=== WHAT THE EXERCISE ASKS ===
Repeat the records from the line that contains "annotation-arrow-icon (406, 87, 521, 247)" through the line that contains "Localize each UI" verbatim.

━━━

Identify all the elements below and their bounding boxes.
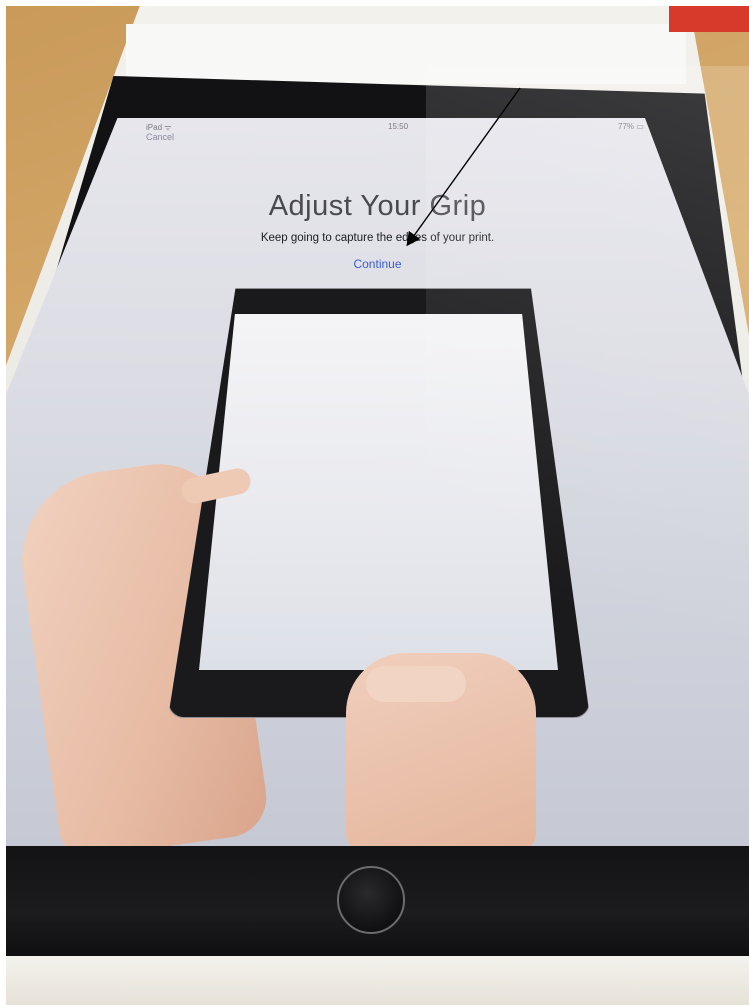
annotation-arrow-icon (406, 87, 521, 247)
photo-frame: iPad ᯤ 15:50 77% ▭ Cancel Adjust Your Gr… (6, 6, 749, 1005)
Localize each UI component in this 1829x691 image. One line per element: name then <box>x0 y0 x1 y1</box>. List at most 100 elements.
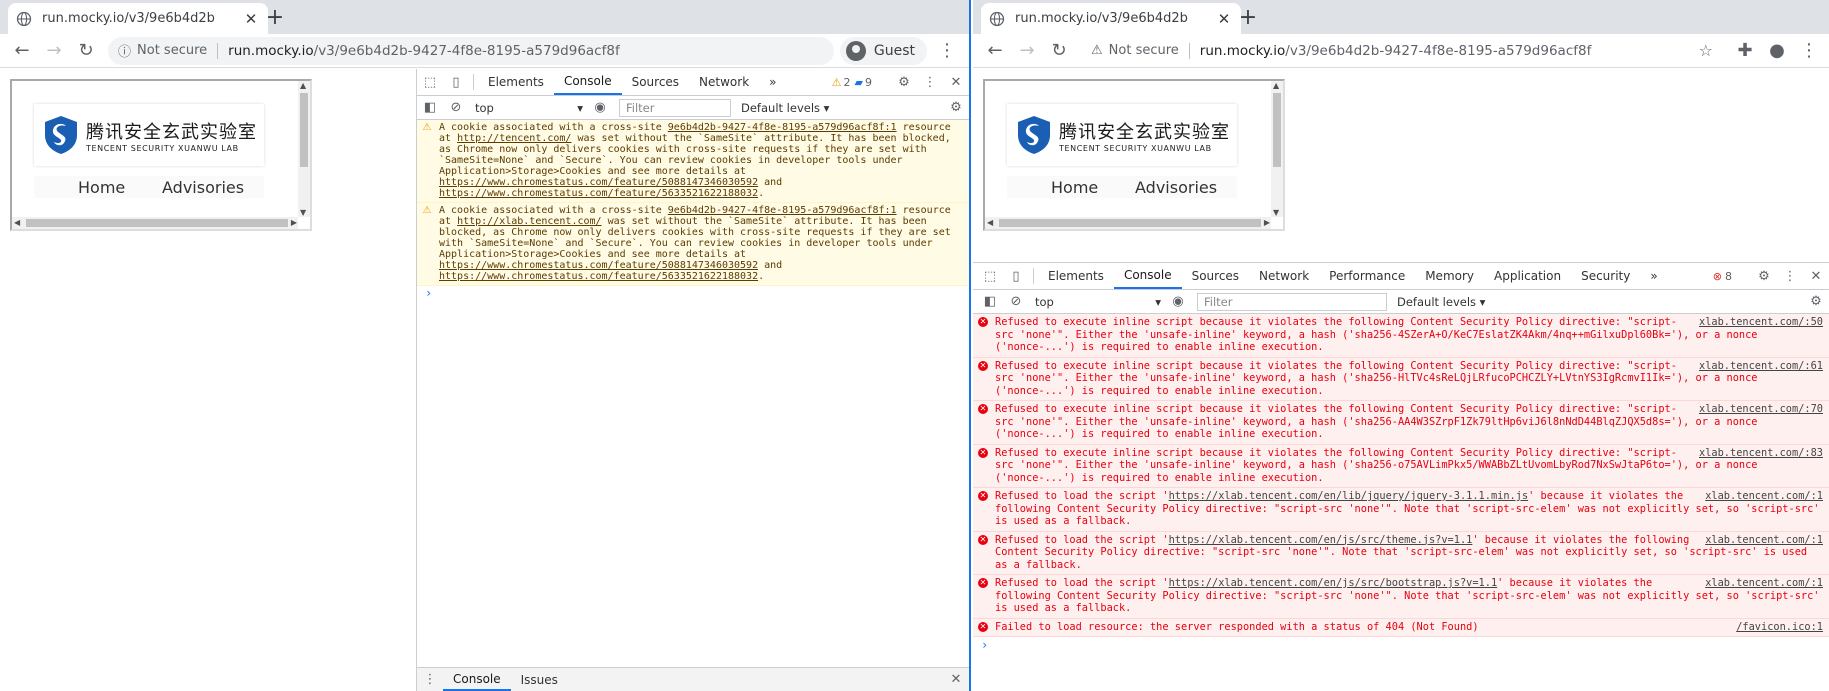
scroll-thumb[interactable] <box>1273 93 1281 167</box>
close-tab-icon[interactable]: ✕ <box>1215 10 1233 28</box>
gear-icon[interactable]: ⚙ <box>1751 269 1777 284</box>
clear-console-icon[interactable]: ⊘ <box>443 100 469 115</box>
browser-tab[interactable]: run.mocky.io/v3/9e6b4d2b ✕ <box>8 3 268 34</box>
more-tabs-button[interactable]: » <box>1640 263 1667 289</box>
horizontal-scrollbar[interactable]: ◀ ▶ <box>985 217 1271 229</box>
drawer-menu-icon[interactable]: ⋮ <box>417 668 443 691</box>
reload-icon[interactable]: ↻ <box>1043 37 1075 65</box>
message-source-link[interactable]: /favicon.ico:1 <box>1736 621 1823 634</box>
chromestatus-link[interactable]: https://www.chromestatus.com/feature/563… <box>439 188 758 199</box>
chromestatus-link[interactable]: https://www.chromestatus.com/feature/508… <box>439 177 758 188</box>
tab-security[interactable]: Security <box>1571 263 1640 289</box>
tab-elements[interactable]: Elements <box>478 69 554 95</box>
message-source-link[interactable]: 9e6b4d2b-9427-4f8e-8195-a579d96acf8f:1 <box>668 122 897 133</box>
tab-network[interactable]: Network <box>689 69 759 95</box>
sidebar-toggle-icon[interactable]: ◧ <box>417 100 443 115</box>
vertical-scrollbar[interactable]: ▲ ▼ <box>298 81 310 217</box>
log-levels-dropdown[interactable]: Default levels ▾ <box>1397 295 1485 309</box>
gear-icon[interactable]: ⚙ <box>891 75 917 90</box>
script-link[interactable]: https://xlab.tencent.com/en/lib/jquery/j… <box>1169 490 1529 502</box>
inspect-element-icon[interactable]: ⬚ <box>417 69 443 95</box>
nav-home-link[interactable]: Home <box>1051 178 1098 197</box>
profile-button[interactable]: Guest <box>839 36 927 65</box>
scroll-thumb[interactable] <box>999 219 1261 227</box>
message-source-link[interactable]: xlab.tencent.com/:70 <box>1699 403 1823 416</box>
embedded-frame[interactable]: 腾讯安全玄武实验室 TENCENT SECURITY XUANWU LAB Ho… <box>10 79 312 231</box>
close-drawer-icon[interactable]: ✕ <box>943 668 969 691</box>
scroll-right-icon[interactable]: ▶ <box>291 218 297 227</box>
menu-kebab-icon[interactable]: ⋮ <box>917 75 943 90</box>
scroll-up-icon[interactable]: ▲ <box>300 81 306 90</box>
message-source-link[interactable]: xlab.tencent.com/:1 <box>1705 490 1823 503</box>
inspect-element-icon[interactable]: ⬚ <box>977 263 1003 289</box>
tab-memory[interactable]: Memory <box>1415 263 1484 289</box>
bookmark-star-icon[interactable]: ☆ <box>1699 41 1713 60</box>
sidebar-toggle-icon[interactable]: ◧ <box>977 294 1003 309</box>
console-settings-gear-icon[interactable]: ⚙ <box>1803 294 1829 309</box>
menu-kebab-icon[interactable]: ⋮ <box>1777 269 1803 284</box>
site-logo[interactable]: 腾讯安全玄武实验室 TENCENT SECURITY XUANWU LAB <box>34 104 264 166</box>
context-selector[interactable]: top ▾ <box>475 99 587 117</box>
new-tab-button[interactable]: + <box>262 5 288 31</box>
device-toolbar-icon[interactable]: ▯ <box>1003 263 1029 289</box>
tab-network[interactable]: Network <box>1249 263 1319 289</box>
warning-triangle-icon[interactable]: ⚠ <box>1091 43 1103 58</box>
scroll-right-icon[interactable]: ▶ <box>1264 218 1270 227</box>
chromestatus-link[interactable]: https://www.chromestatus.com/feature/508… <box>439 260 758 271</box>
forward-icon[interactable]: → <box>38 37 70 65</box>
close-tab-icon[interactable]: ✕ <box>242 10 260 28</box>
eye-icon[interactable]: ◉ <box>587 100 613 115</box>
tab-sources[interactable]: Sources <box>1182 263 1249 289</box>
scroll-up-icon[interactable]: ▲ <box>1273 81 1279 90</box>
close-icon[interactable]: ✕ <box>943 75 969 90</box>
address-bar[interactable]: ⚠ Not secure run.mocky.io/v3/9e6b4d2b-94… <box>1081 36 1723 65</box>
resource-link[interactable]: http://xlab.tencent.com/ <box>457 216 602 227</box>
menu-kebab-icon[interactable]: ⋮ <box>1793 37 1825 65</box>
nav-home-link[interactable]: Home <box>78 178 125 197</box>
issue-counts[interactable]: ⚠ 2 ▰ 9 <box>832 76 872 89</box>
message-source-link[interactable]: xlab.tencent.com/:1 <box>1705 534 1823 547</box>
device-toolbar-icon[interactable]: ▯ <box>443 69 469 95</box>
message-source-link[interactable]: xlab.tencent.com/:1 <box>1705 577 1823 590</box>
more-tabs-button[interactable]: » <box>759 69 786 95</box>
scroll-thumb[interactable] <box>300 93 308 167</box>
embedded-frame[interactable]: 腾讯安全玄武实验室 TENCENT SECURITY XUANWU LAB Ho… <box>983 79 1285 231</box>
forward-icon[interactable]: → <box>1011 37 1043 65</box>
log-levels-dropdown[interactable]: Default levels ▾ <box>741 101 829 115</box>
reload-icon[interactable]: ↻ <box>70 37 102 65</box>
close-icon[interactable]: ✕ <box>1803 269 1829 284</box>
resource-link[interactable]: http://tencent.com/ <box>457 133 571 144</box>
chromestatus-link[interactable]: https://www.chromestatus.com/feature/563… <box>439 271 758 282</box>
extensions-puzzle-icon[interactable]: ✚ <box>1729 37 1761 65</box>
script-link[interactable]: https://xlab.tencent.com/en/js/src/boots… <box>1169 577 1498 589</box>
address-bar[interactable]: ⓘ Not secure run.mocky.io/v3/9e6b4d2b-94… <box>108 36 834 65</box>
console-settings-gear-icon[interactable]: ⚙ <box>943 100 969 115</box>
filter-input[interactable]: Filter <box>619 98 731 117</box>
error-count[interactable]: ⊗ 8 <box>1713 270 1732 283</box>
drawer-tab-issues[interactable]: Issues <box>511 668 568 691</box>
browser-tab[interactable]: run.mocky.io/v3/9e6b4d2b ✕ <box>981 3 1241 34</box>
console-prompt[interactable]: › <box>417 286 969 299</box>
tab-elements[interactable]: Elements <box>1038 263 1114 289</box>
info-icon[interactable]: ⓘ <box>118 41 131 60</box>
filter-input[interactable]: Filter <box>1197 292 1387 311</box>
eye-icon[interactable]: ◉ <box>1165 294 1191 309</box>
scroll-down-icon[interactable]: ▼ <box>1273 208 1279 217</box>
site-logo[interactable]: 腾讯安全玄武实验室 TENCENT SECURITY XUANWU LAB <box>1007 104 1237 166</box>
script-link[interactable]: https://xlab.tencent.com/en/js/src/theme… <box>1169 534 1473 546</box>
nav-advisories-link[interactable]: Advisories <box>1135 178 1217 197</box>
scroll-down-icon[interactable]: ▼ <box>300 208 306 217</box>
horizontal-scrollbar[interactable]: ◀ ▶ <box>12 217 298 229</box>
clear-console-icon[interactable]: ⊘ <box>1003 294 1029 309</box>
message-source-link[interactable]: xlab.tencent.com/:61 <box>1699 360 1823 373</box>
back-icon[interactable]: ← <box>6 37 38 65</box>
profile-avatar-icon[interactable]: ● <box>1761 37 1793 65</box>
context-selector[interactable]: top ▾ <box>1035 293 1165 311</box>
scroll-left-icon[interactable]: ◀ <box>987 218 993 227</box>
tab-console[interactable]: Console <box>553 69 622 95</box>
menu-kebab-icon[interactable]: ⋮ <box>931 37 963 65</box>
message-source-link[interactable]: xlab.tencent.com/:83 <box>1699 447 1823 460</box>
nav-advisories-link[interactable]: Advisories <box>162 178 244 197</box>
tab-performance[interactable]: Performance <box>1319 263 1415 289</box>
vertical-scrollbar[interactable]: ▲ ▼ <box>1271 81 1283 217</box>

━━━

=== SOLUTION TO THIS EXERCISE ===
annotation-arrow-icon (406, 87, 521, 247)
photo-frame: iPad ᯤ 15:50 77% ▭ Cancel Adjust Your Gr… (6, 6, 749, 1005)
Localize each UI component in this 1829x691 image. One line per element: name then <box>x0 y0 x1 y1</box>. List at most 100 elements.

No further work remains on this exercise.